- _Written problem_: Your task is to transcribe all the entries exactly, excluding pictures.

>> START Information given

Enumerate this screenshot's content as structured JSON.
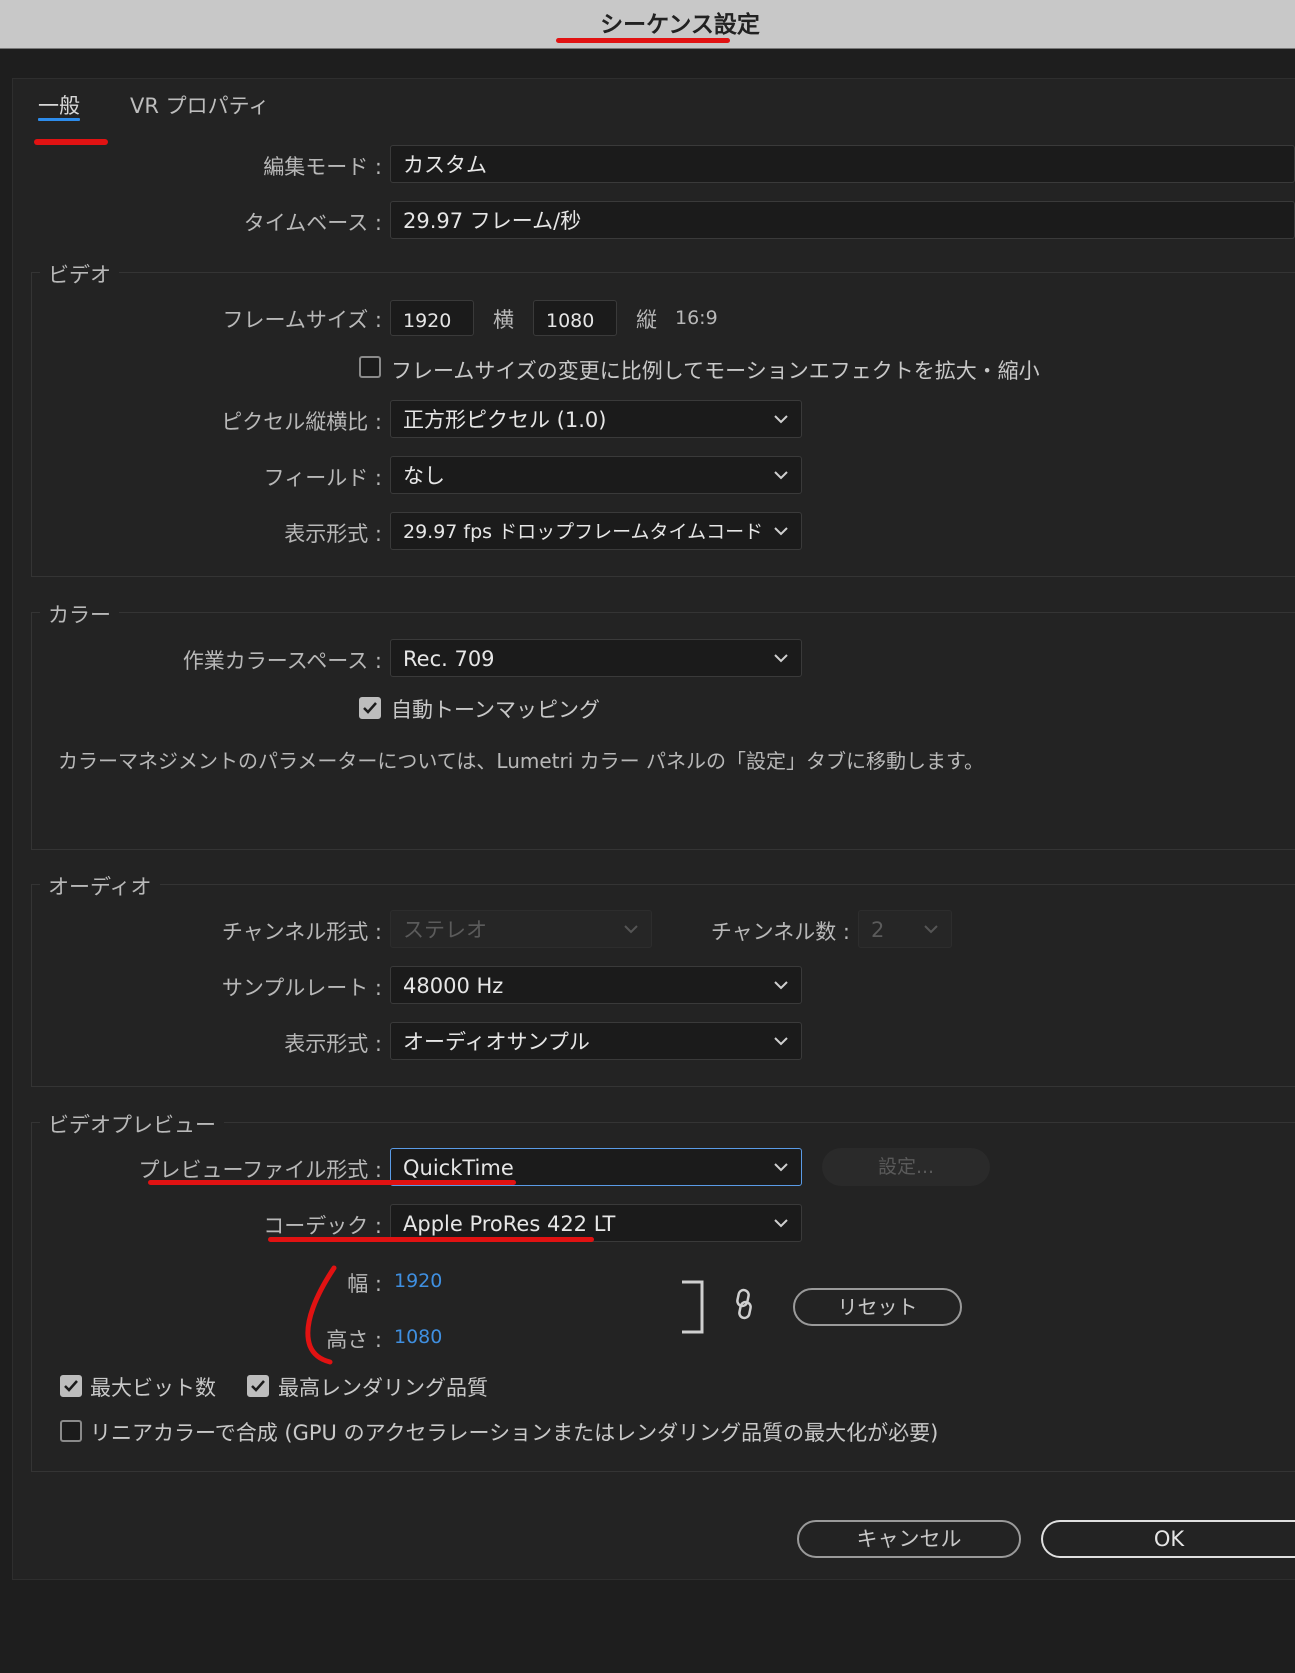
{
  "window": {
    "title": "シーケンス設定"
  },
  "tabs": [
    {
      "label": "一般",
      "active": true
    },
    {
      "label": "VR プロパティ",
      "active": false
    }
  ],
  "general": {
    "edit_mode_label": "編集モード :",
    "edit_mode_value": "カスタム",
    "timebase_label": "タイムベース :",
    "timebase_value": "29.97  フレーム/秒"
  },
  "video": {
    "legend": "ビデオ",
    "frame_size_label": "フレームサイズ :",
    "frame_width": "1920",
    "horizontal_label": "横",
    "frame_height": "1080",
    "vertical_label": "縦",
    "aspect_ratio": "16:9",
    "scale_motion_label": "フレームサイズの変更に比例してモーションエフェクトを拡大・縮小",
    "scale_motion_checked": false,
    "pixel_aspect_label": "ピクセル縦横比 :",
    "pixel_aspect_value": "正方形ピクセル (1.0)",
    "fields_label": "フィールド :",
    "fields_value": "なし",
    "display_format_label": "表示形式 :",
    "display_format_value": "29.97 fps ドロップフレームタイムコード"
  },
  "color": {
    "legend": "カラー",
    "working_space_label": "作業カラースペース :",
    "working_space_value": "Rec. 709",
    "auto_tone_label": "自動トーンマッピング",
    "auto_tone_checked": true,
    "note": "カラーマネジメントのパラメーターについては、Lumetri カラー パネルの「設定」タブに移動します。"
  },
  "audio": {
    "legend": "オーディオ",
    "channel_format_label": "チャンネル形式 :",
    "channel_format_value": "ステレオ",
    "channel_count_label": "チャンネル数 :",
    "channel_count_value": "2",
    "sample_rate_label": "サンプルレート :",
    "sample_rate_value": "48000 Hz",
    "display_format_label": "表示形式 :",
    "display_format_value": "オーディオサンプル"
  },
  "video_preview": {
    "legend": "ビデオプレビュー",
    "file_format_label": "プレビューファイル形式 :",
    "file_format_value": "QuickTime",
    "settings_button": "設定...",
    "codec_label": "コーデック :",
    "codec_value": "Apple ProRes 422 LT",
    "width_label": "幅 :",
    "width_value": "1920",
    "height_label": "高さ :",
    "height_value": "1080",
    "reset_button": "リセット",
    "max_bit_depth_label": "最大ビット数",
    "max_bit_depth_checked": true,
    "max_render_quality_label": "最高レンダリング品質",
    "max_render_quality_checked": true,
    "linear_color_label": "リニアカラーで合成 (GPU のアクセラレーションまたはレンダリング品質の最大化が必要)",
    "linear_color_checked": false
  },
  "footer": {
    "cancel_button": "キャンセル",
    "ok_button": "OK"
  },
  "colors": {
    "accent": "#2d8ceb",
    "annotation": "#e11212",
    "link_value": "#3f8fe0"
  }
}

>> END Information given

- _Solution_:
Enumerate this screenshot's content as structured JSON.
{
  "window": {
    "title": "シーケンス設定"
  },
  "tabs": [
    {
      "label": "一般",
      "active": true
    },
    {
      "label": "VR プロパティ",
      "active": false
    }
  ],
  "general": {
    "edit_mode_label": "編集モード :",
    "edit_mode_value": "カスタム",
    "timebase_label": "タイムベース :",
    "timebase_value": "29.97  フレーム/秒"
  },
  "video": {
    "legend": "ビデオ",
    "frame_size_label": "フレームサイズ :",
    "frame_width": "1920",
    "horizontal_label": "横",
    "frame_height": "1080",
    "vertical_label": "縦",
    "aspect_ratio": "16:9",
    "scale_motion_label": "フレームサイズの変更に比例してモーションエフェクトを拡大・縮小",
    "scale_motion_checked": false,
    "pixel_aspect_label": "ピクセル縦横比 :",
    "pixel_aspect_value": "正方形ピクセル (1.0)",
    "fields_label": "フィールド :",
    "fields_value": "なし",
    "display_format_label": "表示形式 :",
    "display_format_value": "29.97 fps ドロップフレームタイムコード"
  },
  "color": {
    "legend": "カラー",
    "working_space_label": "作業カラースペース :",
    "working_space_value": "Rec. 709",
    "auto_tone_label": "自動トーンマッピング",
    "auto_tone_checked": true,
    "note": "カラーマネジメントのパラメーターについては、Lumetri カラー パネルの「設定」タブに移動します。"
  },
  "audio": {
    "legend": "オーディオ",
    "channel_format_label": "チャンネル形式 :",
    "channel_format_value": "ステレオ",
    "channel_count_label": "チャンネル数 :",
    "channel_count_value": "2",
    "sample_rate_label": "サンプルレート :",
    "sample_rate_value": "48000 Hz",
    "display_format_label": "表示形式 :",
    "display_format_value": "オーディオサンプル"
  },
  "video_preview": {
    "legend": "ビデオプレビュー",
    "file_format_label": "プレビューファイル形式 :",
    "file_format_value": "QuickTime",
    "settings_button": "設定...",
    "codec_label": "コーデック :",
    "codec_value": "Apple ProRes 422 LT",
    "width_label": "幅 :",
    "width_value": "1920",
    "height_label": "高さ :",
    "height_value": "1080",
    "reset_button": "リセット",
    "max_bit_depth_label": "最大ビット数",
    "max_bit_depth_checked": true,
    "max_render_quality_label": "最高レンダリング品質",
    "max_render_quality_checked": true,
    "linear_color_label": "リニアカラーで合成 (GPU のアクセラレーションまたはレンダリング品質の最大化が必要)",
    "linear_color_checked": false
  },
  "footer": {
    "cancel_button": "キャンセル",
    "ok_button": "OK"
  },
  "colors": {
    "accent": "#2d8ceb",
    "annotation": "#e11212",
    "link_value": "#3f8fe0"
  }
}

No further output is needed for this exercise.